### SOLICITUD 1
Reproduce sin ningún cambio las líneas de los registros, empezando por la primera y siguiendo hasta la que contiene "alarm-clock-icon [39,197,59,218]", incluidas ambas.

### TEXTO DADO
Se acabaron las cajitas

Éramos jóvenes. Nos cautivaban los gestos manieristas y el raso dialecto de los duros del barrio. La médula vernácula emitía su relumbre cuando, por lo bajito, alguno, mascullaba: “dale billa a eso”. Jerzy Grotowski o Eugenio Barba, solo con verlos (para qué escucharlos) hubieran añadido tipologías a la conceptualización del teatro gestual. Traduzco la frase: dar billa equivale a multiplicar por cero a algún indeseable y dejarlo hablando solo, pues podía tratarse de un chiva (ahora le dicen meta), un alardoso, alguien con las glándulas sudoríparas premiadas, con halitosis o, simplemente, un picador. Aunque el pronombre eso al final de la frase pudiera remitirnos a un acontecimiento de escaso interés.

Más tarde, iniciando la época que hoy identificamos como “de pérdida de valores”, uno de los chascarrillos más repetidos, lo mismo con chancleta y rolos que con pitusa Jiquí y zapatos checos –marca Cebo–, provenía de un hit de Los Van Van: “nadie quiere a nadie, se acabó el querer”. Es decir: cada cual a lo suyo, aunque al vecino lo fracture un terremoto. Comenzaba en lo interno, de nosotros para nosotros, la bancarrota de la solidaridad. Claro, por suerte los valores no se van de sopetón, todos al unísono en todas las personas, pero la socialización de la frase la leí como primera señal de que, sin prisa, pero sin pausa, la selva ganaba acres.

Otro codificado opúsculo “hay pitirre en el alambre” emparentaba fuertemente con la primera frase. Tal como se hacía ante aquella, era obligado susurrar el bocadillo con el pañuelo tapando la mitad de la boca, para que el recién llegado no cogiera la seña. Pienso que la concisa oración hasta podría competir, en brevedad y sentido, con el famoso dinosaurio de Monterroso. Aunque otra más lacónica aún, de un solo neologismo: “Subusio”, amparada en un modo imperativo subrepticio, equivalía a “¡cállate!”,  y se emitía cuando el radar de uno de los susurrantes captaba una oreja, parada en atención, en las cercanías.

### SOLICITUD 2
Enumera todas las expresiones que aparecen entre comillas en el texto sobre la jerga del barrio.

### REGISTROS GUARDADOS
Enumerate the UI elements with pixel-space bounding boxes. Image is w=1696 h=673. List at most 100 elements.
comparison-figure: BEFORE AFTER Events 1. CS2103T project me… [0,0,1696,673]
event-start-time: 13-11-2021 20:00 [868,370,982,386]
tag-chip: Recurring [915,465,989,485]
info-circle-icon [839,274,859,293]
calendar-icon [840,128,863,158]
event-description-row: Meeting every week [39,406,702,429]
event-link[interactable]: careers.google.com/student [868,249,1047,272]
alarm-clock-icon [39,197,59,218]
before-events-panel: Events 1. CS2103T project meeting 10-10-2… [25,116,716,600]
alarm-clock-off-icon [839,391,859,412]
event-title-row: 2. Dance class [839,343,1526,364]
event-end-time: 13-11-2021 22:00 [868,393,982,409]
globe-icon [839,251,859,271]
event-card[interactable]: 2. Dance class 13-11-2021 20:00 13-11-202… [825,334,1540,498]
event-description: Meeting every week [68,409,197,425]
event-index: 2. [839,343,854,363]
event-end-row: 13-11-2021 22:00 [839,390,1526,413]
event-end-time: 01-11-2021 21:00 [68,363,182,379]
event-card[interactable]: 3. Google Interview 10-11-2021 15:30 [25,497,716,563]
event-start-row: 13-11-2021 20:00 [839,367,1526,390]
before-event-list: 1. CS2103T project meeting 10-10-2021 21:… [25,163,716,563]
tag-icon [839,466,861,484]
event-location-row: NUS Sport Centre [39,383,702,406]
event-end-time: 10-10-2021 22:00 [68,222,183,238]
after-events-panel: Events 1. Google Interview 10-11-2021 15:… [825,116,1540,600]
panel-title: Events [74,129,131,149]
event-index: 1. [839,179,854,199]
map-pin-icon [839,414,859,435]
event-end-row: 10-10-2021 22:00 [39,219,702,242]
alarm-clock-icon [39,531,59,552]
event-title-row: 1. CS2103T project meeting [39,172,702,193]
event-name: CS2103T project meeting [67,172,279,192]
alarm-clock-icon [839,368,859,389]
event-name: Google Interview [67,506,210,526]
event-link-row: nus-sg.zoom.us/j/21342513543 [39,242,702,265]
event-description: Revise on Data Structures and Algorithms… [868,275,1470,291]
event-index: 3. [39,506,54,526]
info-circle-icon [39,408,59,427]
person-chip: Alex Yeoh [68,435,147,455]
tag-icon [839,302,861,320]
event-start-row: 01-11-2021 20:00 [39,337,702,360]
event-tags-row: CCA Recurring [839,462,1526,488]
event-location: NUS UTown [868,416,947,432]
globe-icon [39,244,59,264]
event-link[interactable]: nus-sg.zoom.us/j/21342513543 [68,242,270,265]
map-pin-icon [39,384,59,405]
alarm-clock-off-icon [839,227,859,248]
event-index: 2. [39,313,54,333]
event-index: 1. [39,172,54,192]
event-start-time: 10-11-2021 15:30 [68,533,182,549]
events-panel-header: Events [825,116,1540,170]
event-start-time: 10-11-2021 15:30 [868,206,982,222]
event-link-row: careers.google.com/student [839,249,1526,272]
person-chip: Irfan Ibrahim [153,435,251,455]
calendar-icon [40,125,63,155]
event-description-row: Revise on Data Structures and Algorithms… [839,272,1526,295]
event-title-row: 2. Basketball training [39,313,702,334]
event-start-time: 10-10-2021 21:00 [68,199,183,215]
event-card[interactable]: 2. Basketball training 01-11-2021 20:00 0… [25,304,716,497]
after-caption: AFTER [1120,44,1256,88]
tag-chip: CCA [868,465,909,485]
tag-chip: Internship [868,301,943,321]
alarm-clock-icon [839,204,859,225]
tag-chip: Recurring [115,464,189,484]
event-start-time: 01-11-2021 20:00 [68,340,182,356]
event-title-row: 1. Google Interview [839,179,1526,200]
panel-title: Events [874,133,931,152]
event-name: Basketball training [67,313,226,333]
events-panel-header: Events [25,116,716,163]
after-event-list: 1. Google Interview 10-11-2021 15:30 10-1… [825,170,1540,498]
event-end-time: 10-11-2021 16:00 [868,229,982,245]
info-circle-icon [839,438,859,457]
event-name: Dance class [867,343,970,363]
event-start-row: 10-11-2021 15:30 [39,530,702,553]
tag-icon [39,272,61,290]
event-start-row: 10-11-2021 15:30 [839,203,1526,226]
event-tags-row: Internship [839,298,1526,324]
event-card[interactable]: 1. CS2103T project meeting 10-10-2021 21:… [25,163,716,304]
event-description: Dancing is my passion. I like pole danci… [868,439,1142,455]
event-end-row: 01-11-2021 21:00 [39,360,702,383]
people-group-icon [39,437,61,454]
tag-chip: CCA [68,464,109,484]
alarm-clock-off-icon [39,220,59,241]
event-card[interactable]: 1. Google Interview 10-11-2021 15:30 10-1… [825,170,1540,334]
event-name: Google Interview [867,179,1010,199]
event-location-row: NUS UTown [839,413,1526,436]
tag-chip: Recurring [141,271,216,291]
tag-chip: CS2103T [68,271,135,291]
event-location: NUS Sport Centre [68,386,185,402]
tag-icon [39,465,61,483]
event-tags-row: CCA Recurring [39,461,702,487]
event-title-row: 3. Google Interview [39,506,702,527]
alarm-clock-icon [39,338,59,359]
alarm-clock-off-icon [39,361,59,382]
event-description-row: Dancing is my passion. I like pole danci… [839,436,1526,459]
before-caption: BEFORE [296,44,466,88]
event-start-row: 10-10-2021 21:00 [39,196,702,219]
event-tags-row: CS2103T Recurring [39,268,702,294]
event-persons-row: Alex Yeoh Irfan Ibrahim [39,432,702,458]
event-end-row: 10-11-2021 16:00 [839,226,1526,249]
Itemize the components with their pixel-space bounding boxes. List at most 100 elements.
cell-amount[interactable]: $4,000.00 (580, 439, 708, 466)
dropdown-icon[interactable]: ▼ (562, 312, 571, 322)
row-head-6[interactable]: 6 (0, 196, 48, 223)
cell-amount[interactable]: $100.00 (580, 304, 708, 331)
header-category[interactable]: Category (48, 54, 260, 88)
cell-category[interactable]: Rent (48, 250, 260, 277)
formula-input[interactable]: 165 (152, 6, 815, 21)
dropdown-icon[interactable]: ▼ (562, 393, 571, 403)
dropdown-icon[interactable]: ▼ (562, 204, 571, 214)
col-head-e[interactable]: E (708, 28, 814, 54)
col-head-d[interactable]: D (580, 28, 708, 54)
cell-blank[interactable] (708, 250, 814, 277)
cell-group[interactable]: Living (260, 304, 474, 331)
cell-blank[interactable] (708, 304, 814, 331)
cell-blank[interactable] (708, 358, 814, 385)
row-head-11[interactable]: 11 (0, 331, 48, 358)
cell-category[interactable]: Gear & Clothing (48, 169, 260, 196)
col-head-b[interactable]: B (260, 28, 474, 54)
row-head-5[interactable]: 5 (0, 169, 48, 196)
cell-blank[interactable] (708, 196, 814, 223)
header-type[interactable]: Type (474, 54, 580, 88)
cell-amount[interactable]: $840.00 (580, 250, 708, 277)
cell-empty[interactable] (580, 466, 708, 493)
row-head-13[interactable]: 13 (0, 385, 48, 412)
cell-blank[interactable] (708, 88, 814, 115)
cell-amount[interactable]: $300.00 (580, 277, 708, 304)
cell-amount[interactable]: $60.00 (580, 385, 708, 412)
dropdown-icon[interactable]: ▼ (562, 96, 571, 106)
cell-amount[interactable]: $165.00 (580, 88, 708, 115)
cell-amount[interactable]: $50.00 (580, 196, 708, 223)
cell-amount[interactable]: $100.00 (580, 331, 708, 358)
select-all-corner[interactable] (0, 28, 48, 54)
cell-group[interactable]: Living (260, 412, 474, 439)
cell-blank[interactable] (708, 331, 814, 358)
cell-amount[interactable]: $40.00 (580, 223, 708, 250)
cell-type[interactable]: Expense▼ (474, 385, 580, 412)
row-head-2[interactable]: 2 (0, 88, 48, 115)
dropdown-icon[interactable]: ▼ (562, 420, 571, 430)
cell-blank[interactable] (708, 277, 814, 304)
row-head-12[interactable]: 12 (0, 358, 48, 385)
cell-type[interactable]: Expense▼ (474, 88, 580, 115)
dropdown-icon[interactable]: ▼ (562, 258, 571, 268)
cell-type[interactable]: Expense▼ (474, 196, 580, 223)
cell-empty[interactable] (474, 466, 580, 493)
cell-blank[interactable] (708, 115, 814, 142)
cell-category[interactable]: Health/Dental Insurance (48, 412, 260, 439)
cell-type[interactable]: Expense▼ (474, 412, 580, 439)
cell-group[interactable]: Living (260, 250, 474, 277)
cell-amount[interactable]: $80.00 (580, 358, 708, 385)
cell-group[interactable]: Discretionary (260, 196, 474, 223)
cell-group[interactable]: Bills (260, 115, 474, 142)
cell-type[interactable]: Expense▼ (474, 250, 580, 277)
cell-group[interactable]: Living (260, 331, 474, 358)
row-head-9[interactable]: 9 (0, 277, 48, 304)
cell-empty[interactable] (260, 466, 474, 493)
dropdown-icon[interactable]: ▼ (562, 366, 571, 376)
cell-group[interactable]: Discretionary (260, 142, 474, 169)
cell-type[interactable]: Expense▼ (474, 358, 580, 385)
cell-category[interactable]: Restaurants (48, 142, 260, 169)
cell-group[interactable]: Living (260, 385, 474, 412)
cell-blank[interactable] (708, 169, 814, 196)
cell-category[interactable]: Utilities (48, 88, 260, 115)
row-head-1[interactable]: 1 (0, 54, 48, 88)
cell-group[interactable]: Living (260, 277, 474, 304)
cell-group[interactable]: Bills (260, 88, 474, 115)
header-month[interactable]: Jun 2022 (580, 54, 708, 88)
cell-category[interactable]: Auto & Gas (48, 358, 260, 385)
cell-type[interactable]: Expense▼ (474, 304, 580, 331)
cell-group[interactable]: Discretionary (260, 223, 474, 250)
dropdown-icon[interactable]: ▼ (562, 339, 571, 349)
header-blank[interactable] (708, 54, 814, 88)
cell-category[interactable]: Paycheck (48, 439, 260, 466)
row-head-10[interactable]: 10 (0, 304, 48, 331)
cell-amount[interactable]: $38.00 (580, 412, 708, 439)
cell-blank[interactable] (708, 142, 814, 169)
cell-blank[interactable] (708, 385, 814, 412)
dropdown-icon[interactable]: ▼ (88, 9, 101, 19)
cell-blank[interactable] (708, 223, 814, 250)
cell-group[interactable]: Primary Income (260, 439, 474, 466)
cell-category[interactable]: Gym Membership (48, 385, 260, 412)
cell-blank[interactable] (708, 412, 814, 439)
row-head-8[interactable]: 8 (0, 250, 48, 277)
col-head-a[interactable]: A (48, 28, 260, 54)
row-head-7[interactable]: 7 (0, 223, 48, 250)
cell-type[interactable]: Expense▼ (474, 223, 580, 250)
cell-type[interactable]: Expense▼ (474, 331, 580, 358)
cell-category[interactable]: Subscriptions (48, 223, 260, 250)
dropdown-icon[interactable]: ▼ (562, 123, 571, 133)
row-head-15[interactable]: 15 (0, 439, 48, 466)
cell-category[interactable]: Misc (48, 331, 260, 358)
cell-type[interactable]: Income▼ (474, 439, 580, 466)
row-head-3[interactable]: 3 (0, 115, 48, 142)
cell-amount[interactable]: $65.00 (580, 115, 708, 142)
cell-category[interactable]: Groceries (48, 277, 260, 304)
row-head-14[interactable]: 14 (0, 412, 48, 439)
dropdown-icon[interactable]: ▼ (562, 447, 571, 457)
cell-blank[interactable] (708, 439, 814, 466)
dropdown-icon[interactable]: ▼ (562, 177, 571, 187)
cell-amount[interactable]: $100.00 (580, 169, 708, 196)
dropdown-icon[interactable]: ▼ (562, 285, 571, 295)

### RESPUESTA FINAL 1
Enumerate the UI elements with pixel-space bounding boxes. Image is w=1696 h=673. List at most 100 elements.
comparison-figure: BEFORE AFTER Events 1. CS2103T project me… [0,0,1696,673]
event-start-time: 13-11-2021 20:00 [868,370,982,386]
tag-chip: Recurring [915,465,989,485]
info-circle-icon [839,274,859,293]
calendar-icon [840,128,863,158]
event-description-row: Meeting every week [39,406,702,429]
event-link[interactable]: careers.google.com/student [868,249,1047,272]
alarm-clock-icon [39,197,59,218]

### RESPUESTA FINAL 2
- “dale billa a eso”
- “de pérdida de valores”
- “nadie quiere a nadie, se acabó el querer”
- “hay pitirre en el alambre”
- “Subusio”
- “¡cállate!”